Copy out every record below exactly as written, but leave out any pictures.

··· Working data

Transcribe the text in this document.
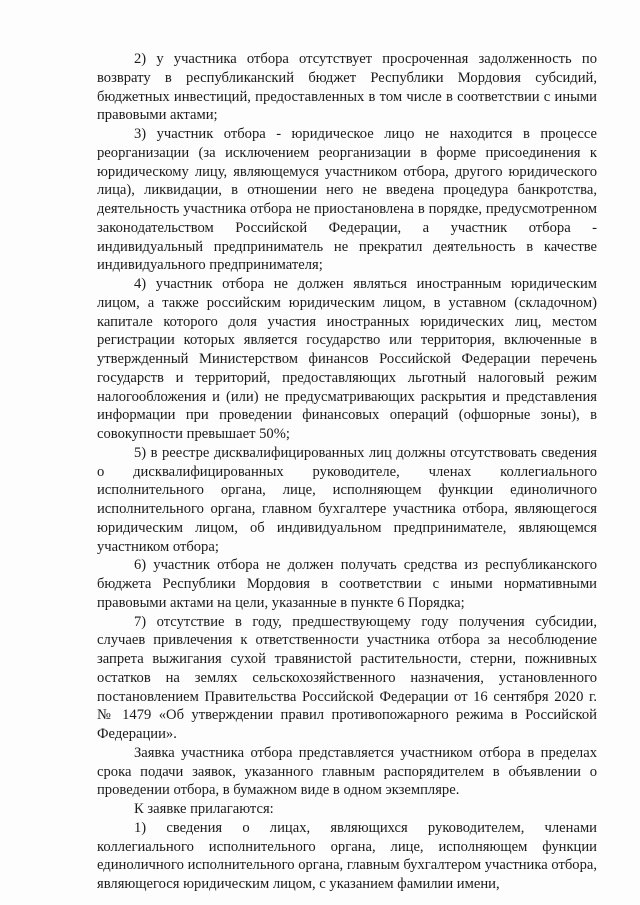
2) у участника отбора отсутствует просроченная задолженность по возврату в республиканский бюджет Республики Мордовия субсидий, бюджетных инвестиций, предоставленных в том числе в соответствии с иными правовыми актами;

3) участник отбора - юридическое лицо не находится в процессе реорганизации (за исключением реорганизации в форме присоединения к юридическому лицу, являющемуся участником отбора, другого юридического лица), ликвидации, в отношении него не введена процедура банкротства, деятельность участника отбора не приостановлена в порядке, предусмотренном законодательством Российской Федерации, а участник отбора - индивидуальный предприниматель не прекратил деятельность в качестве индивидуального предпринимателя;

4) участник отбора не должен являться иностранным юридическим лицом, а также российским юридическим лицом, в уставном (складочном) капитале которого доля участия иностранных юридических лиц, местом регистрации которых является государство или территория, включенные в утвержденный Министерством финансов Российской Федерации перечень государств и территорий, предоставляющих льготный налоговый режим налогообложения и (или) не предусматривающих раскрытия и представления информации при проведении финансовых операций (офшорные зоны), в совокупности превышает 50%;

5) в реестре дисквалифицированных лиц должны отсутствовать сведения о дисквалифицированных руководителе, членах коллегиального исполнительного органа, лице, исполняющем функции единоличного исполнительного органа, главном бухгалтере участника отбора, являющегося юридическим лицом, об индивидуальном предпринимателе, являющемся участником отбора;

6) участник отбора не должен получать средства из республиканского бюджета Республики Мордовия в соответствии с иными нормативными правовыми актами на цели, указанные в пункте 6 Порядка;

7) отсутствие в году, предшествующему году получения субсидии, случаев привлечения к ответственности участника отбора за несоблюдение запрета выжигания сухой травянистой растительности, стерни, пожнивных остатков на землях сельскохозяйственного назначения, установленного постановлением Правительства Российской Федерации от 16 сентября 2020 г. № 1479 «Об утверждении правил противопожарного режима в Российской Федерации».

Заявка участника отбора представляется участником отбора в пределах срока подачи заявок, указанного главным распорядителем в объявлении о проведении отбора, в бумажном виде в одном экземпляре.

К заявке прилагаются:

1) сведения о лицах, являющихся руководителем, членами коллегиального исполнительного органа, лице, исполняющем функции единоличного исполнительного органа, главным бухгалтером участника отбора, являющегося юридическим лицом, с указанием фамилии имени,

······

▶ _Full response_
Transcribe the text in this document.
2) у участника отбора отсутствует просроченная задолженность по возврату в республиканский бюджет Республики Мордовия субсидий, бюджетных инвестиций, предоставленных в том числе в соответствии с иными правовыми актами;

3) участник отбора - юридическое лицо не находится в процессе реорганизации (за исключением реорганизации в форме присоединения к юридическому лицу, являющемуся участником отбора, другого юридического лица), ликвидации, в отношении него не введена процедура банкротства, деятельность участника отбора не приостановлена в порядке, предусмотренном законодательством Российской Федерации, а участник отбора - индивидуальный предприниматель не прекратил деятельность в качестве индивидуального предпринимателя;

4) участник отбора не должен являться иностранным юридическим лицом, а также российским юридическим лицом, в уставном (складочном) капитале которого доля участия иностранных юридических лиц, местом регистрации которых является государство или территория, включенные в утвержденный Министерством финансов Российской Федерации перечень государств и территорий, предоставляющих льготный налоговый режим налогообложения и (или) не предусматривающих раскрытия и представления информации при проведении финансовых операций (офшорные зоны), в совокупности превышает 50%;

5) в реестре дисквалифицированных лиц должны отсутствовать сведения о дисквалифицированных руководителе, членах коллегиального исполнительного органа, лице, исполняющем функции единоличного исполнительного органа, главном бухгалтере участника отбора, являющегося юридическим лицом, об индивидуальном предпринимателе, являющемся участником отбора;

6) участник отбора не должен получать средства из республиканского бюджета Республики Мордовия в соответствии с иными нормативными правовыми актами на цели, указанные в пункте 6 Порядка;

7) отсутствие в году, предшествующему году получения субсидии, случаев привлечения к ответственности участника отбора за несоблюдение запрета выжигания сухой травянистой растительности, стерни, пожнивных остатков на землях сельскохозяйственного назначения, установленного постановлением Правительства Российской Федерации от 16 сентября 2020 г. № 1479 «Об утверждении правил противопожарного режима в Российской Федерации».

Заявка участника отбора представляется участником отбора в пределах срока подачи заявок, указанного главным распорядителем в объявлении о проведении отбора, в бумажном виде в одном экземпляре.

К заявке прилагаются:

1) сведения о лицах, являющихся руководителем, членами коллегиального исполнительного органа, лице, исполняющем функции единоличного исполнительного органа, главным бухгалтером участника отбора, являющегося юридическим лицом, с указанием фамилии имени,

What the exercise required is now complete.